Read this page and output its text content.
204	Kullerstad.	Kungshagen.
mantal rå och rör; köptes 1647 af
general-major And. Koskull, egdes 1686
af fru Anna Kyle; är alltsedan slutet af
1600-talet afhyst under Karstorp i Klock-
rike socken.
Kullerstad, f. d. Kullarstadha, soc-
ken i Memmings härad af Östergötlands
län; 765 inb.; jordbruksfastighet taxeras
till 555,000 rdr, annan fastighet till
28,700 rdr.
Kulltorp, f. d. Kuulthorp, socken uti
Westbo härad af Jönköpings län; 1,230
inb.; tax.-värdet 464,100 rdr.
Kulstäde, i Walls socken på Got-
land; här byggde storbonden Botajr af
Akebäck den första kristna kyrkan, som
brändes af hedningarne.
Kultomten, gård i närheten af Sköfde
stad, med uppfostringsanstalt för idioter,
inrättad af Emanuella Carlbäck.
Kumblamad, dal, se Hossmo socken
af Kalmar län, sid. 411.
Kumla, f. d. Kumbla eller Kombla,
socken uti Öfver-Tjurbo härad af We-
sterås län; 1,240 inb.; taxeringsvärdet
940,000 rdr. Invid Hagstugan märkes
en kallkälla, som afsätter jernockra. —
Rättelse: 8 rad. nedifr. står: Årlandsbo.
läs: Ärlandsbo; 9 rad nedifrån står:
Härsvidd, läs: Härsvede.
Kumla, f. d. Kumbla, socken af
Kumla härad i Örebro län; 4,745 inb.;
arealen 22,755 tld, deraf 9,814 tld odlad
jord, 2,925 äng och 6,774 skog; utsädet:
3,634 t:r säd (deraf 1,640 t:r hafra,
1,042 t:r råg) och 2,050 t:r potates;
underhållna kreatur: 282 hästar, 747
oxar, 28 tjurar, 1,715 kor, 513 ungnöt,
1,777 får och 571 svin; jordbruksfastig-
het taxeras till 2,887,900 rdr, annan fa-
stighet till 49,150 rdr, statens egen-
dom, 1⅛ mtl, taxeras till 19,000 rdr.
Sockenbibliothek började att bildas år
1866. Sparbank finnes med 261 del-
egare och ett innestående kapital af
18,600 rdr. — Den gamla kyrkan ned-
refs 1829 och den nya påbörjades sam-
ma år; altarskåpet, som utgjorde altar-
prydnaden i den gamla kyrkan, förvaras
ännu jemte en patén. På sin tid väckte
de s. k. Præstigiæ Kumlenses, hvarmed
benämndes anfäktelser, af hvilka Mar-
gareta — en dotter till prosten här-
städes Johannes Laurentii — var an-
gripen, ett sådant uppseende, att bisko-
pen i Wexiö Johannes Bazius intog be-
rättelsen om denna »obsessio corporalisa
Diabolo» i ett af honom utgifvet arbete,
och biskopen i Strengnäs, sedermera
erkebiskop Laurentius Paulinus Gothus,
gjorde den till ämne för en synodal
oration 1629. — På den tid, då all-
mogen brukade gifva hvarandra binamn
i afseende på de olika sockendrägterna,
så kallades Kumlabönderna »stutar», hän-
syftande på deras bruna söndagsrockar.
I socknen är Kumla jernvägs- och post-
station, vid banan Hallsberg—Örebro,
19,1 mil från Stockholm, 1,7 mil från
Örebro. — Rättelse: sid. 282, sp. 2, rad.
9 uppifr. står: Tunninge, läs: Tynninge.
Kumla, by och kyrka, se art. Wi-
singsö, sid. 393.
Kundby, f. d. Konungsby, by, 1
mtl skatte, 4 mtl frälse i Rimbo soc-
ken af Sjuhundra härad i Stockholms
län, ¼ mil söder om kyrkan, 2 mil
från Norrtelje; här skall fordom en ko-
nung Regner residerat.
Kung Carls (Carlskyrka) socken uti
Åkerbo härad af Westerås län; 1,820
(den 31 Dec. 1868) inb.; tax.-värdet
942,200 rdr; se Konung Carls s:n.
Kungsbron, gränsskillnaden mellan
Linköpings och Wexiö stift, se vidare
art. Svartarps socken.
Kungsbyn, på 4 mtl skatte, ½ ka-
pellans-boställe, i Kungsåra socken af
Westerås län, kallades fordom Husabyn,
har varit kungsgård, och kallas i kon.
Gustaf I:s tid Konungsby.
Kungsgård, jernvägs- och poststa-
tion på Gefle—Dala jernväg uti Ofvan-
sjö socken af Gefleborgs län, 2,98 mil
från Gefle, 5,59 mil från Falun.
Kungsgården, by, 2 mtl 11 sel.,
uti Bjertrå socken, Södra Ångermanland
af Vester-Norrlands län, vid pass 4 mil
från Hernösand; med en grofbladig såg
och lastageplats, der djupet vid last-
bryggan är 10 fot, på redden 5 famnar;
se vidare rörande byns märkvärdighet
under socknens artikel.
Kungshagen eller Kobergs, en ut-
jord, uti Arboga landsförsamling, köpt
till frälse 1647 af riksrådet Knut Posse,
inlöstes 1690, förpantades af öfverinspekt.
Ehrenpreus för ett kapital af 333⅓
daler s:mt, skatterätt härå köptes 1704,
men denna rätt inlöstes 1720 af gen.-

= = = =

EXERCISE INSTRUCTIONS: Repeat all the entries exactly as given.

THE REPLY:
Read this page and output its text content.
204	Kullerstad.	Kungshagen.
mantal rå och rör; köptes 1647 af
general-major And. Koskull, egdes 1686
af fru Anna Kyle; är alltsedan slutet af
1600-talet afhyst under Karstorp i Klock-
rike socken.
Kullerstad, f. d. Kullarstadha, soc-
ken i Memmings härad af Östergötlands
län; 765 inb.; jordbruksfastighet taxeras
till 555,000 rdr, annan fastighet till
28,700 rdr.
Kulltorp, f. d. Kuulthorp, socken uti
Westbo härad af Jönköpings län; 1,230
inb.; tax.-värdet 464,100 rdr.
Kulstäde, i Walls socken på Got-
land; här byggde storbonden Botajr af
Akebäck den första kristna kyrkan, som
brändes af hedningarne.
Kultomten, gård i närheten af Sköfde
stad, med uppfostringsanstalt för idioter,
inrättad af Emanuella Carlbäck.
Kumblamad, dal, se Hossmo socken
af Kalmar län, sid. 411.
Kumla, f. d. Kumbla eller Kombla,
socken uti Öfver-Tjurbo härad af We-
sterås län; 1,240 inb.; taxeringsvärdet
940,000 rdr. Invid Hagstugan märkes
en kallkälla, som afsätter jernockra. —
Rättelse: 8 rad. nedifr. står: Årlandsbo.
läs: Ärlandsbo; 9 rad nedifrån står:
Härsvidd, läs: Härsvede.
Kumla, f. d. Kumbla, socken af
Kumla härad i Örebro län; 4,745 inb.;
arealen 22,755 tld, deraf 9,814 tld odlad
jord, 2,925 äng och 6,774 skog; utsädet:
3,634 t:r säd (deraf 1,640 t:r hafra,
1,042 t:r råg) och 2,050 t:r potates;
underhållna kreatur: 282 hästar, 747
oxar, 28 tjurar, 1,715 kor, 513 ungnöt,
1,777 får och 571 svin; jordbruksfastig-
het taxeras till 2,887,900 rdr, annan fa-
stighet till 49,150 rdr, statens egen-
dom, 1⅛ mtl, taxeras till 19,000 rdr.
Sockenbibliothek började att bildas år
1866. Sparbank finnes med 261 del-
egare och ett innestående kapital af
18,600 rdr. — Den gamla kyrkan ned-
refs 1829 och den nya påbörjades sam-
ma år; altarskåpet, som utgjorde altar-
prydnaden i den gamla kyrkan, förvaras
ännu jemte en patén. På sin tid väckte
de s. k. Præstigiæ Kumlenses, hvarmed
benämndes anfäktelser, af hvilka Mar-
gareta — en dotter till prosten här-
städes Johannes Laurentii — var an-
gripen, ett sådant uppseende, att bisko-
pen i Wexiö Johannes Bazius intog be-
rättelsen om denna »obsessio corporalisa
Diabolo» i ett af honom utgifvet arbete,
och biskopen i Strengnäs, sedermera
erkebiskop Laurentius Paulinus Gothus,
gjorde den till ämne för en synodal
oration 1629. — På den tid, då all-
mogen brukade gifva hvarandra binamn
i afseende på de olika sockendrägterna,
så kallades Kumlabönderna »stutar», hän-
syftande på deras bruna söndagsrockar.
I socknen är Kumla jernvägs- och post-
station, vid banan Hallsberg—Örebro,
19,1 mil från Stockholm, 1,7 mil från
Örebro. — Rättelse: sid. 282, sp. 2, rad.
9 uppifr. står: Tunninge, läs: Tynninge.
Kumla, by och kyrka, se art. Wi-
singsö, sid. 393.
Kundby, f. d. Konungsby, by, 1
mtl skatte, 4 mtl frälse i Rimbo soc-
ken af Sjuhundra härad i Stockholms
län, ¼ mil söder om kyrkan, 2 mil
från Norrtelje; här skall fordom en ko-
nung Regner residerat.
Kung Carls (Carlskyrka) socken uti
Åkerbo härad af Westerås län; 1,820
(den 31 Dec. 1868) inb.; tax.-värdet
942,200 rdr; se Konung Carls s:n.
Kungsbron, gränsskillnaden mellan
Linköpings och Wexiö stift, se vidare
art. Svartarps socken.
Kungsbyn, på 4 mtl skatte, ½ ka-
pellans-boställe, i Kungsåra socken af
Westerås län, kallades fordom Husabyn,
har varit kungsgård, och kallas i kon.
Gustaf I:s tid Konungsby.
Kungsgård, jernvägs- och poststa-
tion på Gefle—Dala jernväg uti Ofvan-
sjö socken af Gefleborgs län, 2,98 mil
från Gefle, 5,59 mil från Falun.
Kungsgården, by, 2 mtl 11 sel.,
uti Bjertrå socken, Södra Ångermanland
af Vester-Norrlands län, vid pass 4 mil
från Hernösand; med en grofbladig såg
och lastageplats, der djupet vid last-
bryggan är 10 fot, på redden 5 famnar;
se vidare rörande byns märkvärdighet
under socknens artikel.
Kungshagen eller Kobergs, en ut-
jord, uti Arboga landsförsamling, köpt
till frälse 1647 af riksrådet Knut Posse,
inlöstes 1690, förpantades af öfverinspekt.
Ehrenpreus för ett kapital af 333⅓
daler s:mt, skatterätt härå köptes 1704,
men denna rätt inlöstes 1720 af gen.-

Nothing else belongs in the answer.